**TASK DIRECTIONS:**
Within the material below, find each line bearing the word "ylabel" and present it.

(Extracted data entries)
━━━━━━━━━━

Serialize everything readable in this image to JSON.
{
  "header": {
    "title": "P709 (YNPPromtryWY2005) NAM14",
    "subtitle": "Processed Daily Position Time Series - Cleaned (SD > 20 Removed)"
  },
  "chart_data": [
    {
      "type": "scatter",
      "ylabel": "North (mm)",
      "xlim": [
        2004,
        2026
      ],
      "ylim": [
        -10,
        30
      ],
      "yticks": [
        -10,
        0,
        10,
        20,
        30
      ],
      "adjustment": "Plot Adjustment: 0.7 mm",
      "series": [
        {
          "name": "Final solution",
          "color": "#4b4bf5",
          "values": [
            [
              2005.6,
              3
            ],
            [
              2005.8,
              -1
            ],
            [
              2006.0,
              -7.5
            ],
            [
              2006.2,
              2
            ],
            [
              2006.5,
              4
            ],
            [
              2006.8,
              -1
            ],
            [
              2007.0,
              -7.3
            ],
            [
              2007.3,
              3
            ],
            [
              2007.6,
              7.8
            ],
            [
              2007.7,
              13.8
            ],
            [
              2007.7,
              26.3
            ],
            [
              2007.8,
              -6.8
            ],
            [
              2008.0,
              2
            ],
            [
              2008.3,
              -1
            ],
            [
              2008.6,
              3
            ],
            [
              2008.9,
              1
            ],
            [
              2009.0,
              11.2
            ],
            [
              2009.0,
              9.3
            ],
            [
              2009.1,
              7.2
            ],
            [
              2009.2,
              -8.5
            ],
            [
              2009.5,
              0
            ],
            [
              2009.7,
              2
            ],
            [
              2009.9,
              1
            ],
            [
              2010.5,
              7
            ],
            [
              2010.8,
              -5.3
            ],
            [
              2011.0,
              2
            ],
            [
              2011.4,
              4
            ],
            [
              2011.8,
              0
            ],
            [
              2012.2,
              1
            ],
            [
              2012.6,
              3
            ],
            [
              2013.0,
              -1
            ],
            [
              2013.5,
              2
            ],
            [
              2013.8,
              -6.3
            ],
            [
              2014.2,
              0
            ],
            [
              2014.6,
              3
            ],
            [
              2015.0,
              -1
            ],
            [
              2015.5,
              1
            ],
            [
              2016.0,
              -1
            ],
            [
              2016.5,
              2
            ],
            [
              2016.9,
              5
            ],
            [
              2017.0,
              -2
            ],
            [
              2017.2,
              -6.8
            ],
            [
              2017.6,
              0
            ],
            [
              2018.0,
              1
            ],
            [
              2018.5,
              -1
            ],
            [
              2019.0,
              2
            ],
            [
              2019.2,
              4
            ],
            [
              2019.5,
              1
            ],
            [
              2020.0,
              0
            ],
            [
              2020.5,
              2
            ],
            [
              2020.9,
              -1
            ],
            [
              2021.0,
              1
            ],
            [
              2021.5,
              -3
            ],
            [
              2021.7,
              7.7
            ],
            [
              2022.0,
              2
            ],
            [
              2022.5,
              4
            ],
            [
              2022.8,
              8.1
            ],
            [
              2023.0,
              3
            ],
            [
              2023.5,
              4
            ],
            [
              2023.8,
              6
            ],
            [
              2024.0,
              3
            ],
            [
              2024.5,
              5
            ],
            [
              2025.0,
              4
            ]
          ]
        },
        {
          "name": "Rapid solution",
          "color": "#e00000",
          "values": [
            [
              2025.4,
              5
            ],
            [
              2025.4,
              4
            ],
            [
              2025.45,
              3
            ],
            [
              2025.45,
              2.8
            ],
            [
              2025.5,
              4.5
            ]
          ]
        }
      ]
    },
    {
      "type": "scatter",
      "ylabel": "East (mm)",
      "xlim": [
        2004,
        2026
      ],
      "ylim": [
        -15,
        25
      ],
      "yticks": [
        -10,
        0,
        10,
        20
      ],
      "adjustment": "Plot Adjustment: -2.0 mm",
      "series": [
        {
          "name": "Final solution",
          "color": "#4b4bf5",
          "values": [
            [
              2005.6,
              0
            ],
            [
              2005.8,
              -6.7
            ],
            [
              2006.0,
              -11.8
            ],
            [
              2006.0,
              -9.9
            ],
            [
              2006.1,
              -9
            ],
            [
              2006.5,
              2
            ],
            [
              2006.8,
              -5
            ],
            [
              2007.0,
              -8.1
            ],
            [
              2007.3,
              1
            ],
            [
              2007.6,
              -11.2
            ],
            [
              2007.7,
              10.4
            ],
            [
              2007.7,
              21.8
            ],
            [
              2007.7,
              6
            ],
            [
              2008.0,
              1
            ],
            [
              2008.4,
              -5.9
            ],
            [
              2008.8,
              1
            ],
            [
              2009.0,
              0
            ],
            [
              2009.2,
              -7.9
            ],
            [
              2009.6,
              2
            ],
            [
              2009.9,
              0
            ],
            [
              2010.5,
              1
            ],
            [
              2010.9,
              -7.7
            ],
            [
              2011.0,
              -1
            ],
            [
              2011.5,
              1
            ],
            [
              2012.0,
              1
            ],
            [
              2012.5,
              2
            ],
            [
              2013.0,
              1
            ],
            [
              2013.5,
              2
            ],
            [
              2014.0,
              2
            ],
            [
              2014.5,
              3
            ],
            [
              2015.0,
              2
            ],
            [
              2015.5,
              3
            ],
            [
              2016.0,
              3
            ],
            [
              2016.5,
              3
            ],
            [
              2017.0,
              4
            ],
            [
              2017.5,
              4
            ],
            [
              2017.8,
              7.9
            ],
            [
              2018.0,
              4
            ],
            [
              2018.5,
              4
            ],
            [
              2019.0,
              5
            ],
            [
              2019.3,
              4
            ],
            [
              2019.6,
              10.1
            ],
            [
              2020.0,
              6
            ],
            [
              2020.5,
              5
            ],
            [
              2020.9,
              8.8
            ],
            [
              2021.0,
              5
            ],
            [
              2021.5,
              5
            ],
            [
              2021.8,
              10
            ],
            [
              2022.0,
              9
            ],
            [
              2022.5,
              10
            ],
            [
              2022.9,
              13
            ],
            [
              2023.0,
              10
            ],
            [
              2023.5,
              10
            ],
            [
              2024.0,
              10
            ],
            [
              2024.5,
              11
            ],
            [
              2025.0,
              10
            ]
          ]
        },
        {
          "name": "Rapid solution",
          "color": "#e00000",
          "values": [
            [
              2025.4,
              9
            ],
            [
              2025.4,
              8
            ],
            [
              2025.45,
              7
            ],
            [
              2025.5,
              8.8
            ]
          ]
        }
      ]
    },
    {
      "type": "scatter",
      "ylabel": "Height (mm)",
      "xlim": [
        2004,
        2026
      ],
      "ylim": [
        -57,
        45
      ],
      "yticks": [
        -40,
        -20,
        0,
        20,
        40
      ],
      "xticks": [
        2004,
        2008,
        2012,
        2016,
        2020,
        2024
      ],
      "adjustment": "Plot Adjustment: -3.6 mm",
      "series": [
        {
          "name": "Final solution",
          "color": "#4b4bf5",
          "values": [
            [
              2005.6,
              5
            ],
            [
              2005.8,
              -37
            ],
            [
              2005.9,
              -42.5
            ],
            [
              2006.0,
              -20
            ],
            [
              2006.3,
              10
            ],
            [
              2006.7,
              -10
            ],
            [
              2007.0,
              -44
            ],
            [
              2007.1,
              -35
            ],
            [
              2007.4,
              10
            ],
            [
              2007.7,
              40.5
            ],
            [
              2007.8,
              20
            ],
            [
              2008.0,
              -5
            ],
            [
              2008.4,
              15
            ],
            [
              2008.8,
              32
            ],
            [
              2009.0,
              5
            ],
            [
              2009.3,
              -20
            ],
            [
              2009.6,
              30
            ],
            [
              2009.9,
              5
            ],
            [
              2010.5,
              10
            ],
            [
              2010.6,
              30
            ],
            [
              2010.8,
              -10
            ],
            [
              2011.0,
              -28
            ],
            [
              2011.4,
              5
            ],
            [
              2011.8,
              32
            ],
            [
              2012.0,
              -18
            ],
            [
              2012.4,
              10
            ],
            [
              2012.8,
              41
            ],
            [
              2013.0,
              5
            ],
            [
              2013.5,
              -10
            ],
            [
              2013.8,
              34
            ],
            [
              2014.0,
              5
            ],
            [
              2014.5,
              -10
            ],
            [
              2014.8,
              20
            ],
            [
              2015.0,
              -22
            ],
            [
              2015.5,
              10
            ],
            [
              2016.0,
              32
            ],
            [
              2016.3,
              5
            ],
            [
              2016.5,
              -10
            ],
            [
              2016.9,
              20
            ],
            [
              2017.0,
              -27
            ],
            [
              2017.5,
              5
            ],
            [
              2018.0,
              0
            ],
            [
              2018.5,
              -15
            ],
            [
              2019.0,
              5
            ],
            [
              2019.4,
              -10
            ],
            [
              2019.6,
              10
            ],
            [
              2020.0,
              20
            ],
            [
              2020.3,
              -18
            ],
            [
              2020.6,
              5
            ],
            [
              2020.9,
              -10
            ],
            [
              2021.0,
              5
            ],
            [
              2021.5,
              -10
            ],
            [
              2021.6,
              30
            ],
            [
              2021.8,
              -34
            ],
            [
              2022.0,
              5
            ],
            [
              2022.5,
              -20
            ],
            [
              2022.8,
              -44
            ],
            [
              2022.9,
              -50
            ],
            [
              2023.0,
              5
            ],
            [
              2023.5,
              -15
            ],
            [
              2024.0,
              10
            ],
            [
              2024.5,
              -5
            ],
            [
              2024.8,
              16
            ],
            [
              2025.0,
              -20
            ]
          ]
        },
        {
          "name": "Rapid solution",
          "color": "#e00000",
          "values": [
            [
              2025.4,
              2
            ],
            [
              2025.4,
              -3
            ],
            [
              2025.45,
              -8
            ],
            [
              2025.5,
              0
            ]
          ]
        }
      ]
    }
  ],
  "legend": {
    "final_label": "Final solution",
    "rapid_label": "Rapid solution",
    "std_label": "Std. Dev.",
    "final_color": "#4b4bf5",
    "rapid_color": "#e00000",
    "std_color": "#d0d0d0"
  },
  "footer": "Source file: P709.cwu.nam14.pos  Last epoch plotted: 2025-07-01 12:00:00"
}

━━━━━━━━━━

**TASK OUTPUT:**
      "ylabel": "North (mm)",
      "ylabel": "East (mm)",
      "ylabel": "Height (mm)",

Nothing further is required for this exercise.